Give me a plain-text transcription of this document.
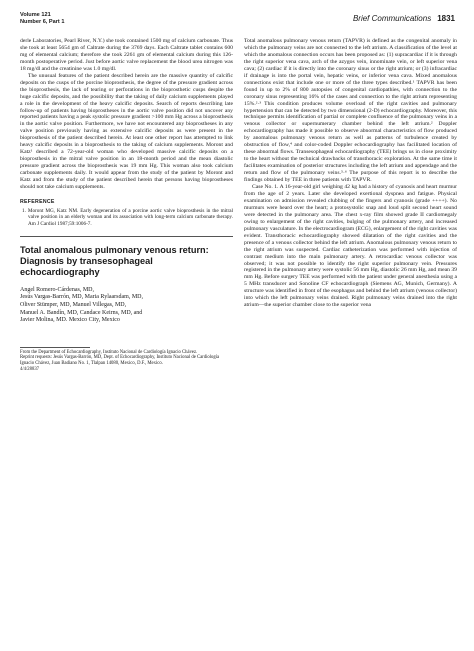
Volume 121
Number 6, Part 1	Brief Communications 1831

derle Laboratories, Pearl River, N.Y.) she took contained 1500 mg of calcium carbonate. Thus she took at least 5654 gm of Caltrate during the 3769 days. Each Caltrate tablet contains 600 mg of elemental calcium; therefore she took 2261 gm of elemental calcium during this 126-month postoperative period. Just before aortic valve replacement the blood urea nitrogen was 18 mg/dl and the creatinine was 1.0 mg/dl.

The unusual features of the patient described herein are the massive quantity of calcific deposits on the cusps of the porcine bioprosthesis, the degree of the pressure gradient across the bioprosthesis, the lack of tearing or perforations in the bioprosthetic cusps despite the huge calcific deposits, and the possibility that the taking of daily calcium supplements played a role in the development of the heavy calcific deposits. Search of reports describing late follow-up of patients having bioprostheses in the aortic valve position did not uncover any reported patients having a peak systolic pressure gradient >100 mm Hg across a bioprosthesis in the aortic valve position. Furthermore, we have not encountered any bioprostheses in any valve position previously having as extensive calcific deposits as were present in the bioprosthesis of the patient described herein. At least one other report has attempted to link heavy calcific deposits in a bioprosthesis to the taking of calcium supplements. Moront and Katz¹ described a 72-year-old woman who developed massive calcific deposits on a bioprosthesis in the mitral valve position in an 18-month period and the mean diastolic pressure gradient across the bioprosthesis was 19 mm Hg. This woman also took calcium carbonate supplements daily. It would appear from the study of the patient by Moront and Katz and from the study of the patient described herein that persons having bioprostheses should not take calcium supplements.

REFERENCE
1. Moront MG, Katz NM. Early degeneration of a porcine aortic valve bioprosthesis in the mitral valve position in an elderly woman and its association with long-term calcium carbonate therapy. Am J Cardiol 1987;59:1006-7.
Total anomalous pulmonary venous return: Diagnosis by transesophageal echocardiography
Angel Romero-Cárdenas, MD,
Jesús Vargas-Barrón, MD, Maria Rylaarsdam, MD,
Oliver Stümper, MD, Manuel Villegas, MD,
Manuel A. Bandín, MD, Candace Keirns, MD, and
Javier Molina, MD. Mexico City, Mexico
From the Department of Echocardiography, Instituto Nacional de Cardiología Ignacio Chávez.
Reprint requests: Jesús Vargas-Barrón, MD, Dept. of Echocardiography, Instituto Nacional de Cardiología Ignacio Chávez, Juan Badiano No. 1, Tlalpan 14080, Mexico, D.F., Mexico.
4/4/28837

Total anomalous pulmonary venous return (TAPVR) is defined as the congenital anomaly in which the pulmonary veins are not connected to the left atrium. A classification of the level at which the anomalous connection occurs has been proposed as: (1) supracardiac if it is through the right superior vena cava, arch of the azygos vein, innominate vein, or left superior vena cava; (2) cardiac if it is directly into the coronary sinus or the right atrium; or (3) infracardiac if drainage is into the portal vein, hepatic veins, or inferior vena cava. Mixed anomalous connections exist that include one or more of the three types described.¹ TAPVR has been found in up to 2% of 800 autopsies of congenital cardiopathies, with connection to the coronary sinus representing 16% of the cases and connection to the right atrium representing 15%.²·³ This condition produces volume overload of the right cavities and pulmonary hypertension that can be detected by two dimensional (2-D) echocardiography. Moreover, this technique permits identification of partial or complete confluence of the pulmonary veins in a venous collector or supernumerary chamber behind the left atrium.² Doppler echocardiography has made it possible to observe abnormal characteristics of flow produced by anomalous pulmonary venous return as well as patterns of turbulence created by obstruction of flow,⁴ and color-coded Doppler echocardiography has facilitated location of these abnormal flows. Transesophageal echocardiography (TEE) brings us in close proximity to the heart without the technical drawbacks of transthoracic exploration. At the same time it facilitates examination of posterior structures including the left atrium and appendage and the return and flow of the pulmonary veins.⁵·⁶ The purpose of this report is to describe the findings obtained by TEE in three patients with TAPVR.

Case No. 1. A 16-year-old girl weighing 42 kg had a history of cyanosis and heart murmur from the age of 2 years. Later she developed exertional dyspnea and fatigue. Physical examination on admission revealed clubbing of the fingers and cyanosis (grade ++++). No murmurs were heard over the heart; a protosystolic snap and loud split second heart sound were detected in the pulmonary area. The chest x-ray film showed grade II cardiomegaly owing to enlargement of the right cavities, bulging of the pulmonary artery, and increased pulmonary vasculature. In the electrocardiogram (ECG), enlargement of the right cavities was evident. Transthoracic echocardiography showed dilatation of the right cavities and the presence of a venous collector behind the left atrium. Anomalous pulmonary venous return to the right atrium was suspected. Cardiac catheterization was performed with injection of contrast medium into the main pulmonary artery. A retrocardiac venous collector was observed; it was not possible to identify the right superior pulmonary vein. Pressures registered in the pulmonary artery were systolic 56 mm Hg, diastolic 26 mm Hg, and mean 39 mm Hg. Before surgery TEE was performed with the patient under general anesthesia using a 5 MHz transducer and Sonoline CF echocardiograph (Siemens AG, Munich, Germany). A structure was identified in front of the esophagus and behind the left atrium (venous collector) into which the left pulmonary veins drained. Right pulmonary veins drained into the right atrium—the superior chamber close to the superior vena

○ ○ ○ ○ ○ ○ ○

→ WORK TO BE COMPLETED
Since the pictures are not wanted, copy only the text of the records above, exactly.

→ RESPONSE BELOW
Give me a plain-text transcription of this document.
Volume 121
Number 6, Part 1	Brief Communications 1831

derle Laboratories, Pearl River, N.Y.) she took contained 1500 mg of calcium carbonate. Thus she took at least 5654 gm of Caltrate during the 3769 days. Each Caltrate tablet contains 600 mg of elemental calcium; therefore she took 2261 gm of elemental calcium during this 126-month postoperative period. Just before aortic valve replacement the blood urea nitrogen was 18 mg/dl and the creatinine was 1.0 mg/dl.

The unusual features of the patient described herein are the massive quantity of calcific deposits on the cusps of the porcine bioprosthesis, the degree of the pressure gradient across the bioprosthesis, the lack of tearing or perforations in the bioprosthetic cusps despite the huge calcific deposits, and the possibility that the taking of daily calcium supplements played a role in the development of the heavy calcific deposits. Search of reports describing late follow-up of patients having bioprostheses in the aortic valve position did not uncover any reported patients having a peak systolic pressure gradient >100 mm Hg across a bioprosthesis in the aortic valve position. Furthermore, we have not encountered any bioprostheses in any valve position previously having as extensive calcific deposits as were present in the bioprosthesis of the patient described herein. At least one other report has attempted to link heavy calcific deposits in a bioprosthesis to the taking of calcium supplements. Moront and Katz¹ described a 72-year-old woman who developed massive calcific deposits on a bioprosthesis in the mitral valve position in an 18-month period and the mean diastolic pressure gradient across the bioprosthesis was 19 mm Hg. This woman also took calcium carbonate supplements daily. It would appear from the study of the patient by Moront and Katz and from the study of the patient described herein that persons having bioprostheses should not take calcium supplements.

REFERENCE
1. Moront MG, Katz NM. Early degeneration of a porcine aortic valve bioprosthesis in the mitral valve position in an elderly woman and its association with long-term calcium carbonate therapy. Am J Cardiol 1987;59:1006-7.
Total anomalous pulmonary venous return: Diagnosis by transesophageal echocardiography
Angel Romero-Cárdenas, MD,
Jesús Vargas-Barrón, MD, Maria Rylaarsdam, MD,
Oliver Stümper, MD, Manuel Villegas, MD,
Manuel A. Bandín, MD, Candace Keirns, MD, and
Javier Molina, MD. Mexico City, Mexico
From the Department of Echocardiography, Instituto Nacional de Cardiología Ignacio Chávez.
Reprint requests: Jesús Vargas-Barrón, MD, Dept. of Echocardiography, Instituto Nacional de Cardiología Ignacio Chávez, Juan Badiano No. 1, Tlalpan 14080, Mexico, D.F., Mexico.
4/4/28837

Total anomalous pulmonary venous return (TAPVR) is defined as the congenital anomaly in which the pulmonary veins are not connected to the left atrium. A classification of the level at which the anomalous connection occurs has been proposed as: (1) supracardiac if it is through the right superior vena cava, arch of the azygos vein, innominate vein, or left superior vena cava; (2) cardiac if it is directly into the coronary sinus or the right atrium; or (3) infracardiac if drainage is into the portal vein, hepatic veins, or inferior vena cava. Mixed anomalous connections exist that include one or more of the three types described.¹ TAPVR has been found in up to 2% of 800 autopsies of congenital cardiopathies, with connection to the coronary sinus representing 16% of the cases and connection to the right atrium representing 15%.²·³ This condition produces volume overload of the right cavities and pulmonary hypertension that can be detected by two dimensional (2-D) echocardiography. Moreover, this technique permits identification of partial or complete confluence of the pulmonary veins in a venous collector or supernumerary chamber behind the left atrium.² Doppler echocardiography has made it possible to observe abnormal characteristics of flow produced by anomalous pulmonary venous return as well as patterns of turbulence created by obstruction of flow,⁴ and color-coded Doppler echocardiography has facilitated location of these abnormal flows. Transesophageal echocardiography (TEE) brings us in close proximity to the heart without the technical drawbacks of transthoracic exploration. At the same time it facilitates examination of posterior structures including the left atrium and appendage and the return and flow of the pulmonary veins.⁵·⁶ The purpose of this report is to describe the findings obtained by TEE in three patients with TAPVR.

Case No. 1. A 16-year-old girl weighing 42 kg had a history of cyanosis and heart murmur from the age of 2 years. Later she developed exertional dyspnea and fatigue. Physical examination on admission revealed clubbing of the fingers and cyanosis (grade ++++). No murmurs were heard over the heart; a protosystolic snap and loud split second heart sound were detected in the pulmonary area. The chest x-ray film showed grade II cardiomegaly owing to enlargement of the right cavities, bulging of the pulmonary artery, and increased pulmonary vasculature. In the electrocardiogram (ECG), enlargement of the right cavities was evident. Transthoracic echocardiography showed dilatation of the right cavities and the presence of a venous collector behind the left atrium. Anomalous pulmonary venous return to the right atrium was suspected. Cardiac catheterization was performed with injection of contrast medium into the main pulmonary artery. A retrocardiac venous collector was observed; it was not possible to identify the right superior pulmonary vein. Pressures registered in the pulmonary artery were systolic 56 mm Hg, diastolic 26 mm Hg, and mean 39 mm Hg. Before surgery TEE was performed with the patient under general anesthesia using a 5 MHz transducer and Sonoline CF echocardiograph (Siemens AG, Munich, Germany). A structure was identified in front of the esophagus and behind the left atrium (venous collector) into which the left pulmonary veins drained. Right pulmonary veins drained into the right atrium—the superior chamber close to the superior vena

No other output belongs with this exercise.